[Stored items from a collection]

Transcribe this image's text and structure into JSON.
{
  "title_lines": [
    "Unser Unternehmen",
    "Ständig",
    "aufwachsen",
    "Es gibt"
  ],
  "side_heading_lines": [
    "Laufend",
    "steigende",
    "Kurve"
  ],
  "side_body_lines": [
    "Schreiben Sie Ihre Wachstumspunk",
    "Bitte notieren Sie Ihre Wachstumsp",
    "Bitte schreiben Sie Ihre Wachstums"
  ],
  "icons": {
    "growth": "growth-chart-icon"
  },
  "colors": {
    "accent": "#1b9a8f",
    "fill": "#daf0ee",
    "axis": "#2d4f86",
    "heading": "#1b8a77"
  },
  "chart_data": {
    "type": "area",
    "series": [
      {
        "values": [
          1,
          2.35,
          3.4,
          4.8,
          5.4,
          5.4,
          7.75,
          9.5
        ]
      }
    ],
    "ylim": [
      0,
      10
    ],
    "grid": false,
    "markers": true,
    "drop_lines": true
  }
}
==
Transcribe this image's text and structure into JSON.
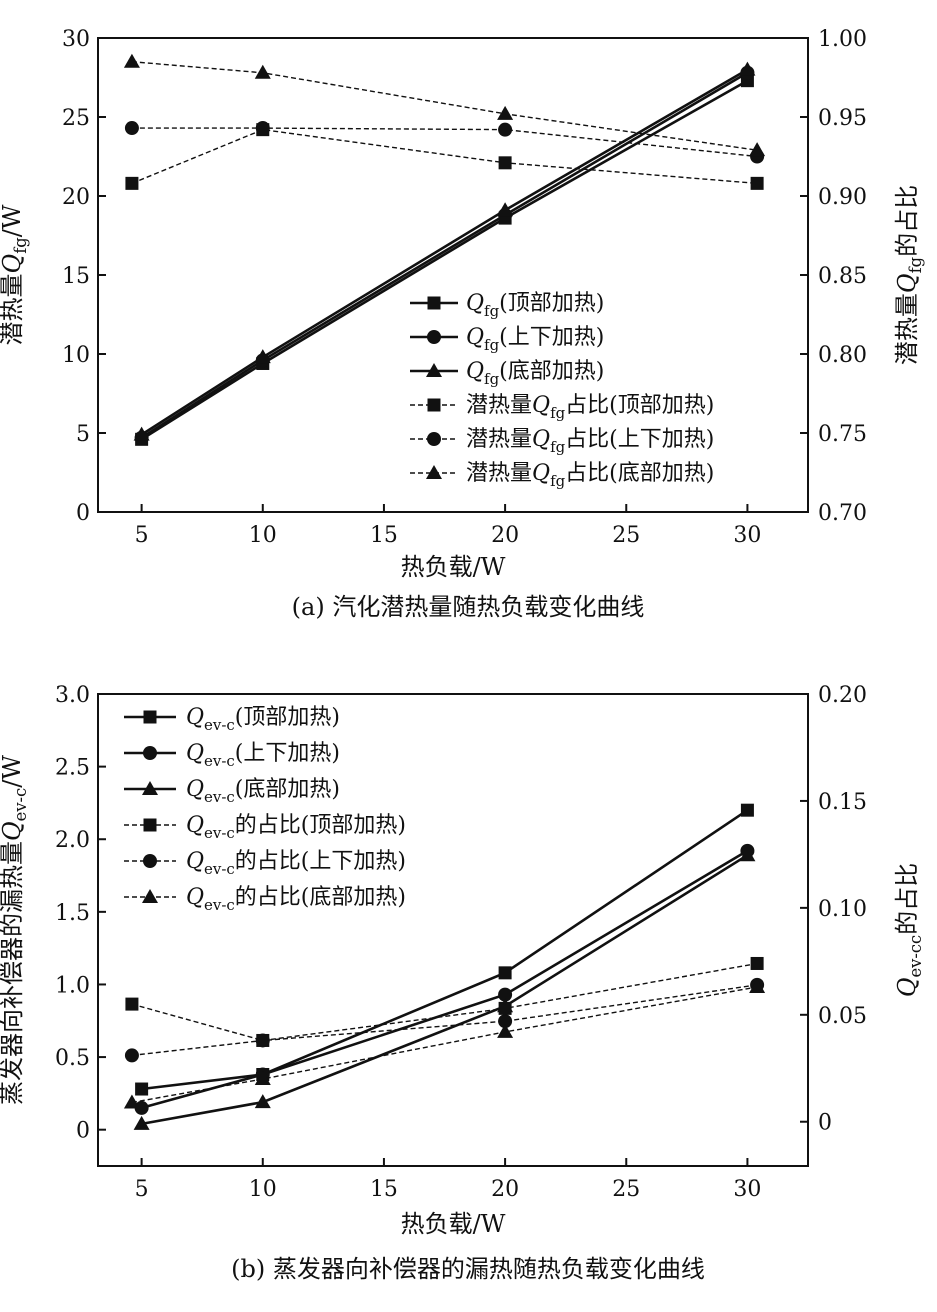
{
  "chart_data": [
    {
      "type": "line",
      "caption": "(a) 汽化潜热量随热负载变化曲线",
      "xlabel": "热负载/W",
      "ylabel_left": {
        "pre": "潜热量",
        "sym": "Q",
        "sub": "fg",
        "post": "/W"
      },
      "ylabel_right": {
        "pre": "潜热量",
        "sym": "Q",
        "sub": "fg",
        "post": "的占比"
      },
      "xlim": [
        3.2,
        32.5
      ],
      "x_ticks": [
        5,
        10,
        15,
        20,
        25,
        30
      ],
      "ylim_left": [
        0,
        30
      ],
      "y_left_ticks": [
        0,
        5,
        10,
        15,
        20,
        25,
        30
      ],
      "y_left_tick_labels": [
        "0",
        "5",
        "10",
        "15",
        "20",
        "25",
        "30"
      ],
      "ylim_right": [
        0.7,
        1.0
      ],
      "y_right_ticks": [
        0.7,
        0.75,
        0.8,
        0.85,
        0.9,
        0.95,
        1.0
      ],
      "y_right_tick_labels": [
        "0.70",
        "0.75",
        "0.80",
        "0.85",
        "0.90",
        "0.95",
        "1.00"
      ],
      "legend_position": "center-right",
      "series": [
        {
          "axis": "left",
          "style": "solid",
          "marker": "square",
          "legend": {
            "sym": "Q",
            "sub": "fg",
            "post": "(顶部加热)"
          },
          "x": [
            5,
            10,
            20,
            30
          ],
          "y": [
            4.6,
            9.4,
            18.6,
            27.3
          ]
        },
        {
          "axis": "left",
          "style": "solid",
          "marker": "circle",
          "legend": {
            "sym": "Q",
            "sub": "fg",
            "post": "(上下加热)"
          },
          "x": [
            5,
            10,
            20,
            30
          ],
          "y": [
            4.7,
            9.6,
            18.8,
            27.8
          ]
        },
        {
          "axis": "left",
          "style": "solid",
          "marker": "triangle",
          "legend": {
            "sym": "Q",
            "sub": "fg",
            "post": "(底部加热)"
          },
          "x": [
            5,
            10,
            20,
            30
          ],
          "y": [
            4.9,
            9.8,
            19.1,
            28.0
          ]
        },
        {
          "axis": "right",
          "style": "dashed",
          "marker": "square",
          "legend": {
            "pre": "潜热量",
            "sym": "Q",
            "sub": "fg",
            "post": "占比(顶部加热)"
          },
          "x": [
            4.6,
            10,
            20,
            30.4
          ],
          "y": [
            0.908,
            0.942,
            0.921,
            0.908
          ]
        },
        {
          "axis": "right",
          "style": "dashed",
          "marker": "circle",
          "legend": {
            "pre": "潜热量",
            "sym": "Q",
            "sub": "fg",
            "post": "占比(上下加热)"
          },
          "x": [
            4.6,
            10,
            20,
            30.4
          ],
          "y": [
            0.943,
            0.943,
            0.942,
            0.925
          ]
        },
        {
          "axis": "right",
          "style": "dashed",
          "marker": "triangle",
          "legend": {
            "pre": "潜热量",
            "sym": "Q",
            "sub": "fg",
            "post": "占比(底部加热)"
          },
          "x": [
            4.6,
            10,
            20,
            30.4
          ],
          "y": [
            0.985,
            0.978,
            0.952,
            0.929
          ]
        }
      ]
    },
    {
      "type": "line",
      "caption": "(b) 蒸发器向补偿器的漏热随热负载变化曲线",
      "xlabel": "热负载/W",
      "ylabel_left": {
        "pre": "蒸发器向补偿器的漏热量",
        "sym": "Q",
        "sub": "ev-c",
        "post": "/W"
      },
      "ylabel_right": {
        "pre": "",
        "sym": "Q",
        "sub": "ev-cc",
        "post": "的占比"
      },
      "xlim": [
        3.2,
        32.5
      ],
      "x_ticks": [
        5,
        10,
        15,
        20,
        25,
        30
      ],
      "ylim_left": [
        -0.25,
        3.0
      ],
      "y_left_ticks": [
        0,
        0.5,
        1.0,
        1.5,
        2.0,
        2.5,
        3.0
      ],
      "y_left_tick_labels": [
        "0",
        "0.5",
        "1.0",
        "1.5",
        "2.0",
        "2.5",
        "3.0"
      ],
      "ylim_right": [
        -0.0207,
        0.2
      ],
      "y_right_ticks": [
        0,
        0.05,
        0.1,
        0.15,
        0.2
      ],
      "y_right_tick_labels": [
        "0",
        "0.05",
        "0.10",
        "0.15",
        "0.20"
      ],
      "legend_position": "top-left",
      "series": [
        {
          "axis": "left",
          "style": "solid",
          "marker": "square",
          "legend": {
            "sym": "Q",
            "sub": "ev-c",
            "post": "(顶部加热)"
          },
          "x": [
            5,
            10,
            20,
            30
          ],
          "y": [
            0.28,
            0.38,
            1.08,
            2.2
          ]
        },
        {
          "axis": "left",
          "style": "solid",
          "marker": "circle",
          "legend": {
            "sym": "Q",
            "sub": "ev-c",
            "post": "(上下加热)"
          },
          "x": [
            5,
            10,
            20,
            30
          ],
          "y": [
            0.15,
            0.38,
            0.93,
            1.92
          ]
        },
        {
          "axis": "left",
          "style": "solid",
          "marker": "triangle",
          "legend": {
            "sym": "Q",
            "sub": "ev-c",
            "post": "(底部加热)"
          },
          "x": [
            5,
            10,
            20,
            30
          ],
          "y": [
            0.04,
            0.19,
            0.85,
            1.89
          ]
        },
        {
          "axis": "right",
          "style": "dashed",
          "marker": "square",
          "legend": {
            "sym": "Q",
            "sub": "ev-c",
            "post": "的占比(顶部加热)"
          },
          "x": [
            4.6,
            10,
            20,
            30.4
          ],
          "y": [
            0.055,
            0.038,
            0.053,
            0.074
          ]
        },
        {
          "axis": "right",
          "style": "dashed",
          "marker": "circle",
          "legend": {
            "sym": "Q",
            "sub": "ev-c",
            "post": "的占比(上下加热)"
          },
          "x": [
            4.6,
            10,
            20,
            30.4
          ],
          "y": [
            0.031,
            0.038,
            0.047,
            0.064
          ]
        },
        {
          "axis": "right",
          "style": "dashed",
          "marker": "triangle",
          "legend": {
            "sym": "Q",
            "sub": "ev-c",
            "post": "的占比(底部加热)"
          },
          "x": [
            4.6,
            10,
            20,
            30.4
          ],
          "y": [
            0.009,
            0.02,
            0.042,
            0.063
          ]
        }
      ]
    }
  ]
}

[Given exercise] Identify the lines that contain the string "Bitte", and copy every one of them.

[Task output]
    "Bitte notieren Sie Ihre Wachstumsp",
    "Bitte schreiben Sie Ihre Wachstums"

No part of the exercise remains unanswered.